## WHAT THE TASK REQUIRES
Gather all lines in the entries that include the word "true".

Dataset entries on figures:

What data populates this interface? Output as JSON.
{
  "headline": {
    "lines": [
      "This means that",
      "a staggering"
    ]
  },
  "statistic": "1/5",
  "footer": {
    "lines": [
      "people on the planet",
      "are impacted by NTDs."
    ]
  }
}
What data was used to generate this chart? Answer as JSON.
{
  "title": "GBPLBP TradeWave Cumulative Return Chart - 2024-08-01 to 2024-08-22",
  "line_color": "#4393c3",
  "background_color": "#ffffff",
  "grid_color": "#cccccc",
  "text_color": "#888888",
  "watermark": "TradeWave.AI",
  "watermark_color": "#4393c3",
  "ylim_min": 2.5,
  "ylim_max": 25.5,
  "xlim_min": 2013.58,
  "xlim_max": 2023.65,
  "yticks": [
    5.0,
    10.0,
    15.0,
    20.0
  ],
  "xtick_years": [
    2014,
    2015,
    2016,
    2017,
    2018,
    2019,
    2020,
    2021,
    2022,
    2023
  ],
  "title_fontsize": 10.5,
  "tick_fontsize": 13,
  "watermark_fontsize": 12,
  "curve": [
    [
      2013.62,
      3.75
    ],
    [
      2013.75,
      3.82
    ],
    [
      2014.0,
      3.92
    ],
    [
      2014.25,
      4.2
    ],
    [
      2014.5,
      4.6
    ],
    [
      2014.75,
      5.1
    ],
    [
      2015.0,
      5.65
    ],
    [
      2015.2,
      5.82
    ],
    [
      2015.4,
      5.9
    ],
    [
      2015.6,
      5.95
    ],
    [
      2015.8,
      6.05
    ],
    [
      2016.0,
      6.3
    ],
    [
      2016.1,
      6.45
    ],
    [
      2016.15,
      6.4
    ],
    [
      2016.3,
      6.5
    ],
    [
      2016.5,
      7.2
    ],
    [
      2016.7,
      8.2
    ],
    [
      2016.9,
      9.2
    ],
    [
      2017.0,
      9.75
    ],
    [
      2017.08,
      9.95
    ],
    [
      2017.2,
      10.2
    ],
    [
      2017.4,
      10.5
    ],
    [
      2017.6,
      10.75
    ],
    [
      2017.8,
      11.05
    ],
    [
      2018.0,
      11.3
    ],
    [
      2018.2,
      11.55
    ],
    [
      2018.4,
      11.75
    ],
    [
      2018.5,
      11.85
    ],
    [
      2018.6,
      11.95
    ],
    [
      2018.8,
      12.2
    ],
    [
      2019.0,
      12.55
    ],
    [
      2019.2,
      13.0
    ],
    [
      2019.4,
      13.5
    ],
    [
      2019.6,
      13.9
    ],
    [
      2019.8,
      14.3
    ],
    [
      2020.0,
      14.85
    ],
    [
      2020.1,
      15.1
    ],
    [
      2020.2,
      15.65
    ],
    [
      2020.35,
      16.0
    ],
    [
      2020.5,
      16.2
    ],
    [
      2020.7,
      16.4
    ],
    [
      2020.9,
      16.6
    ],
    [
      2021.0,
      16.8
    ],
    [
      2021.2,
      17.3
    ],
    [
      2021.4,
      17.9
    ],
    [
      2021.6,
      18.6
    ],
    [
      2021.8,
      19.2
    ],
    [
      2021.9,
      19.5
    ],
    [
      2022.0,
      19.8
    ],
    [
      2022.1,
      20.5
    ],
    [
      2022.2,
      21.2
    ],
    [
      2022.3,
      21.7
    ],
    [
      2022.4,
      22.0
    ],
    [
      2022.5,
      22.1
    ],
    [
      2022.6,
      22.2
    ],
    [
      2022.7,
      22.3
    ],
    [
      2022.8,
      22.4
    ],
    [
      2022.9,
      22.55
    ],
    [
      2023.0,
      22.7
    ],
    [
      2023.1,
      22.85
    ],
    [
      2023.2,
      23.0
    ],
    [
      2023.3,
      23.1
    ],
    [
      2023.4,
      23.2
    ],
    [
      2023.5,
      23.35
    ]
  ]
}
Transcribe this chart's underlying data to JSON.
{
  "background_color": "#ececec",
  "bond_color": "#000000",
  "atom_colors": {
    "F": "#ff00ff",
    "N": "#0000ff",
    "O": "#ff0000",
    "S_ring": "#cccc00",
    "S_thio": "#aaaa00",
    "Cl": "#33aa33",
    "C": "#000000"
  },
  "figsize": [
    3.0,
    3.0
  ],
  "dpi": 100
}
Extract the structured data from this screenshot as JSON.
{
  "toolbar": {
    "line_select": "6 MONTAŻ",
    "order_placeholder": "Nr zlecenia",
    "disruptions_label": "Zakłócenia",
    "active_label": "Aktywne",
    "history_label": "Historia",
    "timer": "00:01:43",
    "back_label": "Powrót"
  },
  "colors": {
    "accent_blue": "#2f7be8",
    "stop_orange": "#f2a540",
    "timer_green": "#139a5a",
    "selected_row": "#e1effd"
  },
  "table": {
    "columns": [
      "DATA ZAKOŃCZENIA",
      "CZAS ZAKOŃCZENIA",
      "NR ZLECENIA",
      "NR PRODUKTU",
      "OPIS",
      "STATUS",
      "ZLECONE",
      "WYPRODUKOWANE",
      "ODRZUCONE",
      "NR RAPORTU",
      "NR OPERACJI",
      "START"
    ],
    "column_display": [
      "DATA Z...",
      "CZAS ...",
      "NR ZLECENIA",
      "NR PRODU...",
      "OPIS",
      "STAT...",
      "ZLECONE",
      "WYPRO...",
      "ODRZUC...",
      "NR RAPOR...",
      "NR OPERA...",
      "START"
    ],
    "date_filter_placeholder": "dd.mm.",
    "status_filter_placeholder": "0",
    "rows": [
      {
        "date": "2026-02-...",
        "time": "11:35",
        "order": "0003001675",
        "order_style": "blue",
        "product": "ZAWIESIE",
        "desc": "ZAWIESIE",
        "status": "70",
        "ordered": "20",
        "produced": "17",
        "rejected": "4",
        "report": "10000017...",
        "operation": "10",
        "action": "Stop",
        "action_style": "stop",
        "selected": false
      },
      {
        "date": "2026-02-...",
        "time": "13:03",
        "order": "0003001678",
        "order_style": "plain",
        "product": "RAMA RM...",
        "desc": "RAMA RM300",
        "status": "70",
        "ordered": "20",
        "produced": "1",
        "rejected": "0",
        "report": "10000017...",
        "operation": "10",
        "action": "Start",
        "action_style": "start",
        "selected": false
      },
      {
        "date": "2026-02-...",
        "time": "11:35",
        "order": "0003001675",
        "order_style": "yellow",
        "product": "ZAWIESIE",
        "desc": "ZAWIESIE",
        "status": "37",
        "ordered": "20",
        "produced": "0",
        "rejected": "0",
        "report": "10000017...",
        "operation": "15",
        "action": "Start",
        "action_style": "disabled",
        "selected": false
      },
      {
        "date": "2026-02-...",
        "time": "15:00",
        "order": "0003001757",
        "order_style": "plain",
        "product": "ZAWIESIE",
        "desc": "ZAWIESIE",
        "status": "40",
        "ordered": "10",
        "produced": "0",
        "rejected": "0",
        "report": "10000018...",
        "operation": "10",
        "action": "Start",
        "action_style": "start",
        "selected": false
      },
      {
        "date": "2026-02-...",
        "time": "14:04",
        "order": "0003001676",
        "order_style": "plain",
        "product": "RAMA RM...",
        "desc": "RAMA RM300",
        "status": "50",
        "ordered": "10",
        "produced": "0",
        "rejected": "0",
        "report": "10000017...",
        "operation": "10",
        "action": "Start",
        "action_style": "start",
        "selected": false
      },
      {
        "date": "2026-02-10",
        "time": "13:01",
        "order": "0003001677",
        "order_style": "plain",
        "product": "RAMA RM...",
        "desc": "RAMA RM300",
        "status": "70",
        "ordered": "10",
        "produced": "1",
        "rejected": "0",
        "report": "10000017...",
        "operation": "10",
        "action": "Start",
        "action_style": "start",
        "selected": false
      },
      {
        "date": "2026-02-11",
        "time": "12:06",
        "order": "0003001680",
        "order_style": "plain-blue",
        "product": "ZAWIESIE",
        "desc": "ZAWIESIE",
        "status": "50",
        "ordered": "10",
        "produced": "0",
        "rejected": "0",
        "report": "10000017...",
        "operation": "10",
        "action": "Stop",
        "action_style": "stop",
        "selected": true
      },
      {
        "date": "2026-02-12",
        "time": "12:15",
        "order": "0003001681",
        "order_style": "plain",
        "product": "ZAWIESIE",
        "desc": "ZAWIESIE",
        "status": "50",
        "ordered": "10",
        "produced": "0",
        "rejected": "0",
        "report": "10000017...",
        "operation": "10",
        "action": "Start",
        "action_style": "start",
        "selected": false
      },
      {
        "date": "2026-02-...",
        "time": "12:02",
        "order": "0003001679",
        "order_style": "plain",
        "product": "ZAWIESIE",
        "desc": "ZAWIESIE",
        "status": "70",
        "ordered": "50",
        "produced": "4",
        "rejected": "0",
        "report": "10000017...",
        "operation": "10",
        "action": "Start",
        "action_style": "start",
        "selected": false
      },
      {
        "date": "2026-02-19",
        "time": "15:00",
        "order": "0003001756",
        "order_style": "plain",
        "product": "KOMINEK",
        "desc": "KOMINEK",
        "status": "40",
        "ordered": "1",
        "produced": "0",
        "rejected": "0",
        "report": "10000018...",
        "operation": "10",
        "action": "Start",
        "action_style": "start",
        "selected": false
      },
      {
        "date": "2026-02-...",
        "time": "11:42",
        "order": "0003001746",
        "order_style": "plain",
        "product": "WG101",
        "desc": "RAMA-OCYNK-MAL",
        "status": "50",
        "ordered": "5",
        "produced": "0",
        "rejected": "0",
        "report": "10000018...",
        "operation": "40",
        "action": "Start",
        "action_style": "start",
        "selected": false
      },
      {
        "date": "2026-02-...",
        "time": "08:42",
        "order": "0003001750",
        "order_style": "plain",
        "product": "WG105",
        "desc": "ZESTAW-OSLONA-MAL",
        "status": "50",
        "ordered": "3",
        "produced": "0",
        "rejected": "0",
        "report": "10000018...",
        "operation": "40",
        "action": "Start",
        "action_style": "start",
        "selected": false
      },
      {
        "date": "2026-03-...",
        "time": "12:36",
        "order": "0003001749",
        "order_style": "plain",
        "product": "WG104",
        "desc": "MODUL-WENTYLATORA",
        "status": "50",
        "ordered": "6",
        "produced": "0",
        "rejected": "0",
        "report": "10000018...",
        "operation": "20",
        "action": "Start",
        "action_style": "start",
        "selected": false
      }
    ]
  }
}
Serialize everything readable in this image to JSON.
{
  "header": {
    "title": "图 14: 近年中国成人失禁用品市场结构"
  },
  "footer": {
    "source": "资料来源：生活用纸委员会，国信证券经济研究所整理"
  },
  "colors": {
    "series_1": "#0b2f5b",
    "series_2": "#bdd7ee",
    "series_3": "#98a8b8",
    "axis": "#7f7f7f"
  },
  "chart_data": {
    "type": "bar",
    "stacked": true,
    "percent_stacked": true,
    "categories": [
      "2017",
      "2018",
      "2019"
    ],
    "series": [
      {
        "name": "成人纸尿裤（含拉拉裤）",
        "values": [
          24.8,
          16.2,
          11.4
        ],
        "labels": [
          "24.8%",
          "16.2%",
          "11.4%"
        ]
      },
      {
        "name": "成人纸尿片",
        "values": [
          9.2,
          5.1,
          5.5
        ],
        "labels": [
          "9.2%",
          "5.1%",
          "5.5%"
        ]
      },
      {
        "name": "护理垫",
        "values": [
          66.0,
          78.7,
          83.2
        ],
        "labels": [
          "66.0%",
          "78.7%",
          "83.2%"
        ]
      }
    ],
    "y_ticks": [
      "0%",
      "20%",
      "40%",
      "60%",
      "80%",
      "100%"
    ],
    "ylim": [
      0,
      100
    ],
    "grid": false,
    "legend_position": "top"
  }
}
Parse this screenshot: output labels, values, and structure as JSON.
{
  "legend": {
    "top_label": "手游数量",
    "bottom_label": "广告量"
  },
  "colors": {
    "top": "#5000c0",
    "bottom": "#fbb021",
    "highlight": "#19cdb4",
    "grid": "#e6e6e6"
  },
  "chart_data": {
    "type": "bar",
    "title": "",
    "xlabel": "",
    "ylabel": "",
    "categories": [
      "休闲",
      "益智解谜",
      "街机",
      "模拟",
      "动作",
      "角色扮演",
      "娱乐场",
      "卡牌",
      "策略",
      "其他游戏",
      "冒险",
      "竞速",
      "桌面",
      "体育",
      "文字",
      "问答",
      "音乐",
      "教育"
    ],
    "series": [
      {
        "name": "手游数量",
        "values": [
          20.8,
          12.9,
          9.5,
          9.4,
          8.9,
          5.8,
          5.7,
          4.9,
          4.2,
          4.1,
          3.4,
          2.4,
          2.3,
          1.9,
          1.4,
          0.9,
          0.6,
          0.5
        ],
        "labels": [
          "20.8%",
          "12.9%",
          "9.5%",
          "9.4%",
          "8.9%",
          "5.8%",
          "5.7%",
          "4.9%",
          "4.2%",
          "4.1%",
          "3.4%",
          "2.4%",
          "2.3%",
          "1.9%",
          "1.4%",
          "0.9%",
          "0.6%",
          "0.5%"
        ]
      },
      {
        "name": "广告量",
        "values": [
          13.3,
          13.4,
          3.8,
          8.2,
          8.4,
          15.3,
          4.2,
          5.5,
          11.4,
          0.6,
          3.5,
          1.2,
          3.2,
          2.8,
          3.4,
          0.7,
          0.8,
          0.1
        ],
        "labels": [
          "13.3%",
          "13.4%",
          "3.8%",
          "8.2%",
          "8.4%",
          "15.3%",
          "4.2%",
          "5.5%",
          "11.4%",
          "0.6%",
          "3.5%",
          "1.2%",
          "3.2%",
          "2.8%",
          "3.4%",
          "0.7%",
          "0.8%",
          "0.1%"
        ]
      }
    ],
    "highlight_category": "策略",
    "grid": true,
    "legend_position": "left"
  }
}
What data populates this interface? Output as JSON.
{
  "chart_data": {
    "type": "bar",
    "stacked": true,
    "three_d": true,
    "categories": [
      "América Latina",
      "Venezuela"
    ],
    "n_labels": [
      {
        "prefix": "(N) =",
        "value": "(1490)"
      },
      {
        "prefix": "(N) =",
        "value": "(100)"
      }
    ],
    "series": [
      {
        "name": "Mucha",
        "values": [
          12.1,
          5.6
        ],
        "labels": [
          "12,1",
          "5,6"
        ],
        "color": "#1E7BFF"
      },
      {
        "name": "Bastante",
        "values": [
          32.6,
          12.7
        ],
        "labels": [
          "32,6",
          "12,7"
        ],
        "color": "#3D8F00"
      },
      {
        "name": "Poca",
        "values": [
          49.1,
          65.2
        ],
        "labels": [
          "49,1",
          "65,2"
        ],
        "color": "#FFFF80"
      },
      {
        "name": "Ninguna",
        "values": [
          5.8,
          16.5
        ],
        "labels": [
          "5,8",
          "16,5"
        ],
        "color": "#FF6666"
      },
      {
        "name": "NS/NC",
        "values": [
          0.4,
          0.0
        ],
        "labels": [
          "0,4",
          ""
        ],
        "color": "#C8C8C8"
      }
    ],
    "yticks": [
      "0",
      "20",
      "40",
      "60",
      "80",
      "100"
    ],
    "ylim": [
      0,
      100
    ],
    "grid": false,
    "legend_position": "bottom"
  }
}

## TASK ANSWER
        "selected": true
    "stacked": true,
    "percent_stacked": true,
    "grid": true,
    "stacked": true,
    "three_d": true,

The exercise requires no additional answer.